* Rows:

================================

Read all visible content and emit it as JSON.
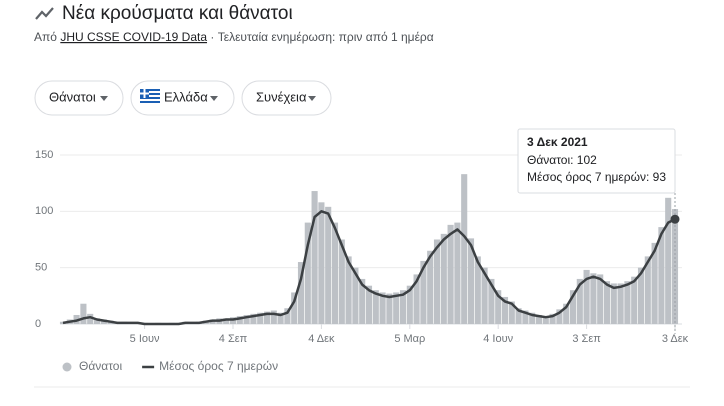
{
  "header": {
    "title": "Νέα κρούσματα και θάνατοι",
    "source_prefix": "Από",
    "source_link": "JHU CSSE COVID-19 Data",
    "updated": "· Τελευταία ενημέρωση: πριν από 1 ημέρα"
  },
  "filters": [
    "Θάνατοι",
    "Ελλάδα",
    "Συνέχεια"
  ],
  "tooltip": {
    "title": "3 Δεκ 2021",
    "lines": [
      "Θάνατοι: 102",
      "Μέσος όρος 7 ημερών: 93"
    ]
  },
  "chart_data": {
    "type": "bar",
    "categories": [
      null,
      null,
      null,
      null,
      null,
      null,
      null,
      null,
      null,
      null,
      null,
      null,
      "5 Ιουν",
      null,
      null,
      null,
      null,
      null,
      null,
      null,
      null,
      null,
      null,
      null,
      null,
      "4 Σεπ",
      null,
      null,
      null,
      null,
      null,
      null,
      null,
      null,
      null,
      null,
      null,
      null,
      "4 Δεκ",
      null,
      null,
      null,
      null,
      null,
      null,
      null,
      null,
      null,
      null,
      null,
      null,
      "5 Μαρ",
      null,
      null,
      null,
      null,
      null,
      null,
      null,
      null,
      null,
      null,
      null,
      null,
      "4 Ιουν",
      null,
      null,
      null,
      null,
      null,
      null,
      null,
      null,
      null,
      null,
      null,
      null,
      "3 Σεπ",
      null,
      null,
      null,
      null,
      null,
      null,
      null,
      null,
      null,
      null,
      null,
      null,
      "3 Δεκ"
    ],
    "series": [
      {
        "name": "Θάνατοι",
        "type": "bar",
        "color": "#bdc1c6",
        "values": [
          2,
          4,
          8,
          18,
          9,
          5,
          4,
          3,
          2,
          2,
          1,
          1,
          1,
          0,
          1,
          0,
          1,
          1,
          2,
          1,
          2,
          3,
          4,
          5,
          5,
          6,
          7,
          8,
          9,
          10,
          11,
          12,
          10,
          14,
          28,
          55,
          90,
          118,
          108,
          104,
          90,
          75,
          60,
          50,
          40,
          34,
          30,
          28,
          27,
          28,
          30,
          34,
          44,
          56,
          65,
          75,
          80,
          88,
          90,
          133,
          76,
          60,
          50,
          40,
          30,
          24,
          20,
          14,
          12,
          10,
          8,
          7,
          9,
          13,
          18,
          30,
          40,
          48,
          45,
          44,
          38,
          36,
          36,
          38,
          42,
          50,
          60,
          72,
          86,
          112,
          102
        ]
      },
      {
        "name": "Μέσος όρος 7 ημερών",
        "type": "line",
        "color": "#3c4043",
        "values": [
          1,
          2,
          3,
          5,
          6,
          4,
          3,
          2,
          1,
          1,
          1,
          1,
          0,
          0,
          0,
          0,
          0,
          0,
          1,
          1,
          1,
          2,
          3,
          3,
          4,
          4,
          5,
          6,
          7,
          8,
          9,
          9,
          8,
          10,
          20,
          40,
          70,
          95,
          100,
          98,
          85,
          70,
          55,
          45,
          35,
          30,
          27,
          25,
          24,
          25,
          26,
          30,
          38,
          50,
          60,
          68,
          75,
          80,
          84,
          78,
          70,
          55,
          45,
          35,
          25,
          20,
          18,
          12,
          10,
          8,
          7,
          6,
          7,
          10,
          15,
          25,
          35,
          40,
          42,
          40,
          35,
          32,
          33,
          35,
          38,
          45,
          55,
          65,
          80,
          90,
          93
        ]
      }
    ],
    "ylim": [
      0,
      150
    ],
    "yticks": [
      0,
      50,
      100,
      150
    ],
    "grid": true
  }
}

================================

* Written problem: Using the records above, find and show each line with the string "title".

* Reply:
    "title": "Νέα κρούσματα και θάνατοι",
    "title": "3 Δεκ 2021",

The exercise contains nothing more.